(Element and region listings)
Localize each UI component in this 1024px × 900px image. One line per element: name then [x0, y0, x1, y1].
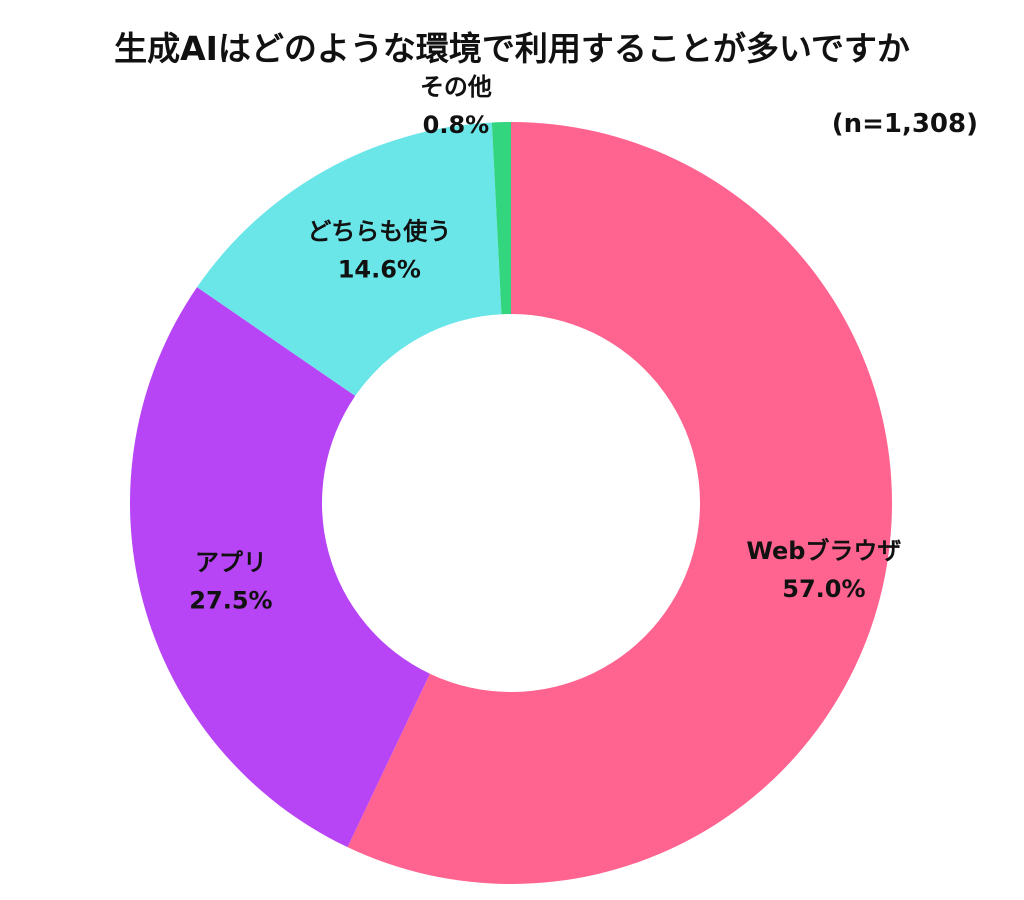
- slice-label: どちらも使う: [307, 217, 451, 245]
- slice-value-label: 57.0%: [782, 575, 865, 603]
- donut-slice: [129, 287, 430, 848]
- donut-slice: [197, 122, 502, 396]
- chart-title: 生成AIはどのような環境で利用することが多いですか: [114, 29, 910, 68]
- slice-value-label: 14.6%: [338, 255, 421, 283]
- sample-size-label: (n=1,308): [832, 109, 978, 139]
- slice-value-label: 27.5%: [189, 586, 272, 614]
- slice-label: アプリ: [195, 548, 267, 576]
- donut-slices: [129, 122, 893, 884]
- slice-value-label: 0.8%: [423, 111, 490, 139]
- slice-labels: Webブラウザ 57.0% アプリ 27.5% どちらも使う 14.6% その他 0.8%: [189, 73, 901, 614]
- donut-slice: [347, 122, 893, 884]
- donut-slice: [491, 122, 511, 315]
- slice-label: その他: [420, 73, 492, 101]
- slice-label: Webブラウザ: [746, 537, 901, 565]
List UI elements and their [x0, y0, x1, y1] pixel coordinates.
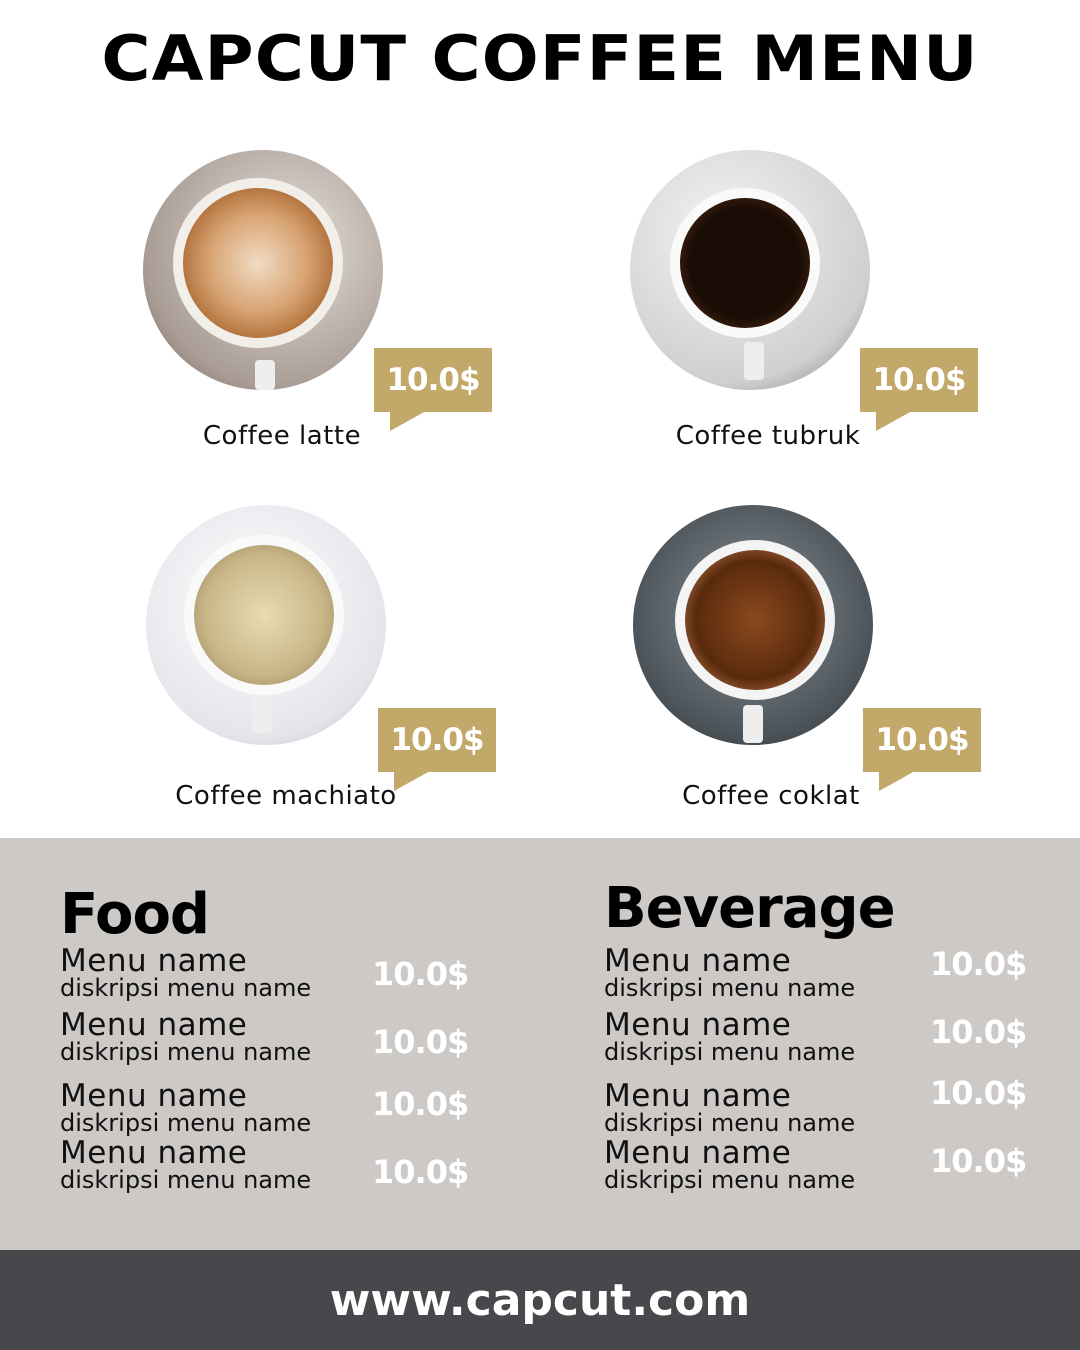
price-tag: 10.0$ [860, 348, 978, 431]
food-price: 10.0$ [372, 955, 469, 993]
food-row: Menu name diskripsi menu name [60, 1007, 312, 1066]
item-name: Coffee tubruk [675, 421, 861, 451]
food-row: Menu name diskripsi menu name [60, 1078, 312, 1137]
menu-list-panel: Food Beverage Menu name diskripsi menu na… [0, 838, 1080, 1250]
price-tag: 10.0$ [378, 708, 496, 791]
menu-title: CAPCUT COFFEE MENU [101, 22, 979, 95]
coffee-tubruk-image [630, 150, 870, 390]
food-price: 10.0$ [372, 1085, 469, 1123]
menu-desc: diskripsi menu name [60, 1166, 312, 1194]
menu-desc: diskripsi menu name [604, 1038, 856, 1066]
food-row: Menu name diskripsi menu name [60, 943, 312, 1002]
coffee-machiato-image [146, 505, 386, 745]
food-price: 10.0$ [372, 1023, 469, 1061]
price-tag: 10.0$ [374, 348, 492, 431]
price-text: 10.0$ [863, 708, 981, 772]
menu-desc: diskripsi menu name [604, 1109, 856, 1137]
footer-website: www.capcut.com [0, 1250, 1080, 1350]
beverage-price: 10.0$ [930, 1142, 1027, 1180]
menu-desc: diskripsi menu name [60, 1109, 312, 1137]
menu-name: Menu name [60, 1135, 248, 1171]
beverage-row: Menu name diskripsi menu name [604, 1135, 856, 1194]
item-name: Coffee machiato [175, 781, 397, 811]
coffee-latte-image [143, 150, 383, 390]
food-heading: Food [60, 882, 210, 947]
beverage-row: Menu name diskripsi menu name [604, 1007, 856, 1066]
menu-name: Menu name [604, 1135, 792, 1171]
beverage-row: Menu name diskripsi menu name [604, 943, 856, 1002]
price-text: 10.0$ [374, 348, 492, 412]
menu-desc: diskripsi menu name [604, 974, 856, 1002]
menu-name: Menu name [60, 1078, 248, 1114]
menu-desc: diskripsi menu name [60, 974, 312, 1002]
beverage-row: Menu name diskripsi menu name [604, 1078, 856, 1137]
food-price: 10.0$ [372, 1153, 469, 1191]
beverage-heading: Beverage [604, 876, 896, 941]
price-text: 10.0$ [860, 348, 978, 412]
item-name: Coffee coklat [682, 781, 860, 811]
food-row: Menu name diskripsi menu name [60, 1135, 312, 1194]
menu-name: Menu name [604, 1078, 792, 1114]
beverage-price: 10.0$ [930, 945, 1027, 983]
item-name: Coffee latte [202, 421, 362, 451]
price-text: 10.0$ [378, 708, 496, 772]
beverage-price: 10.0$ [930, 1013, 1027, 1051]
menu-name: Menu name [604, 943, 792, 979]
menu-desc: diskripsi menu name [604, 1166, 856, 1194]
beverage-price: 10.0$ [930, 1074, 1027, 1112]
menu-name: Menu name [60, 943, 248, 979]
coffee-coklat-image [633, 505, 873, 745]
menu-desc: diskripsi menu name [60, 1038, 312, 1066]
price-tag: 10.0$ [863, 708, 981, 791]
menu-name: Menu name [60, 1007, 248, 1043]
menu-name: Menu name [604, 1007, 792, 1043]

▶ _The request_
Turn every line of the rows above into a numbered list, skipping any blank lines. Leave the pictures out of your answer.

▶ _Finished task_
1. Localize each UI component in this 1024px × 900px image. One line per element: name then [x0, y0, x1, y1].
2. - slice-label: どちらも使う: [307, 217, 451, 245]
3. - slice-value-label: 57.0%: [782, 575, 865, 603]
4. - donut-slice: [129, 287, 430, 848]
5. - donut-slice: [197, 122, 502, 396]
6. - chart-title: 生成AIはどのような環境で利用することが多いですか: [114, 29, 910, 68]
7. - slice-value-label: 14.6%: [338, 255, 421, 283]
8. - sample-size-label: (n=1,308): [832, 109, 978, 139]
9. - slice-value-label: 27.5%: [189, 586, 272, 614]
10. - slice-label: アプリ: [195, 548, 267, 576]
11. - donut-slices: [129, 122, 893, 884]
12. - slice-value-label: 0.8%: [423, 111, 490, 139]
13. - slice-labels: Webブラウザ 57.0% アプリ 27.5% どちらも使う 14.6% その他 0.8%: [189, 73, 901, 614]
14. - donut-slice: [347, 122, 893, 884]
15. - donut-slice: [491, 122, 511, 315]
16. - slice-label: その他: [420, 73, 492, 101]
17. - slice-label: Webブラウザ: [746, 537, 901, 565]
18. List UI elements and their [x0, y0, x1, y1] pixel coordinates.
19. price-tag: 10.0$ [860, 348, 978, 431]
20. food-price: 10.0$ [372, 955, 469, 993]
21. food-row: Menu name diskripsi menu name [60, 1007, 312, 1066]
22. item-name: Coffee tubruk [675, 421, 861, 451]
23. food-row: Menu name diskripsi menu name [60, 1078, 312, 1137]
24. menu-list-panel: Food Beverage Menu name diskripsi menu na… [0, 838, 1080, 1250]
25. price-tag: 10.0$ [378, 708, 496, 791]
26. menu-title: CAPCUT COFFEE MENU [101, 22, 979, 95]
27. coffee-tubruk-image [630, 150, 870, 390]
28. food-price: 10.0$ [372, 1085, 469, 1123]
29. menu-desc: diskripsi menu name [60, 1166, 312, 1194]
30. menu-desc: diskripsi menu name [604, 1038, 856, 1066]
31. food-row: Menu name diskripsi menu name [60, 943, 312, 1002]
32. coffee-machiato-image [146, 505, 386, 745]
33. food-price: 10.0$ [372, 1023, 469, 1061]
34. price-tag: 10.0$ [374, 348, 492, 431]
35. price-text: 10.0$ [863, 708, 981, 772]
36. menu-desc: diskripsi menu name [604, 1109, 856, 1137]
37. footer-website: www.capcut.com [0, 1250, 1080, 1350]
38. beverage-price: 10.0$ [930, 1142, 1027, 1180]
39. menu-desc: diskripsi menu name [60, 1109, 312, 1137]
40. menu-name: Menu name [60, 1135, 248, 1171]
41. beverage-row: Menu name diskripsi menu name [604, 1135, 856, 1194]
42. item-name: Coffee machiato [175, 781, 397, 811]
43. coffee-latte-image [143, 150, 383, 390]
44. food-heading: Food [60, 882, 210, 947]
45. beverage-row: Menu name diskripsi menu name [604, 1007, 856, 1066]
46. menu-name: Menu name [604, 1135, 792, 1171]
47. beverage-row: Menu name diskripsi menu name [604, 943, 856, 1002]
48. price-text: 10.0$ [374, 348, 492, 412]
49. menu-desc: diskripsi menu name [604, 974, 856, 1002]
50. menu-name: Menu name [60, 1078, 248, 1114]
51. menu-desc: diskripsi menu name [60, 974, 312, 1002]
52. beverage-row: Menu name diskripsi menu name [604, 1078, 856, 1137]
53. food-price: 10.0$ [372, 1153, 469, 1191]
54. beverage-heading: Beverage [604, 876, 896, 941]
55. price-text: 10.0$ [860, 348, 978, 412]
56. item-name: Coffee coklat [682, 781, 860, 811]
57. food-row: Menu name diskripsi menu name [60, 1135, 312, 1194]
58. menu-name: Menu name [604, 1078, 792, 1114]
59. beverage-price: 10.0$ [930, 945, 1027, 983]
60. item-name: Coffee latte [202, 421, 362, 451]
61. price-text: 10.0$ [378, 708, 496, 772]
62. beverage-price: 10.0$ [930, 1013, 1027, 1051]
63. menu-name: Menu name [604, 943, 792, 979]
64. menu-desc: diskripsi menu name [604, 1166, 856, 1194]
65. beverage-price: 10.0$ [930, 1074, 1027, 1112]
66. menu-name: Menu name [60, 943, 248, 979]
67. coffee-coklat-image [633, 505, 873, 745]
68. menu-desc: diskripsi menu name [60, 1038, 312, 1066]
69. price-tag: 10.0$ [863, 708, 981, 791]
70. menu-name: Menu name [60, 1007, 248, 1043]
71. menu-name: Menu name [604, 1007, 792, 1043]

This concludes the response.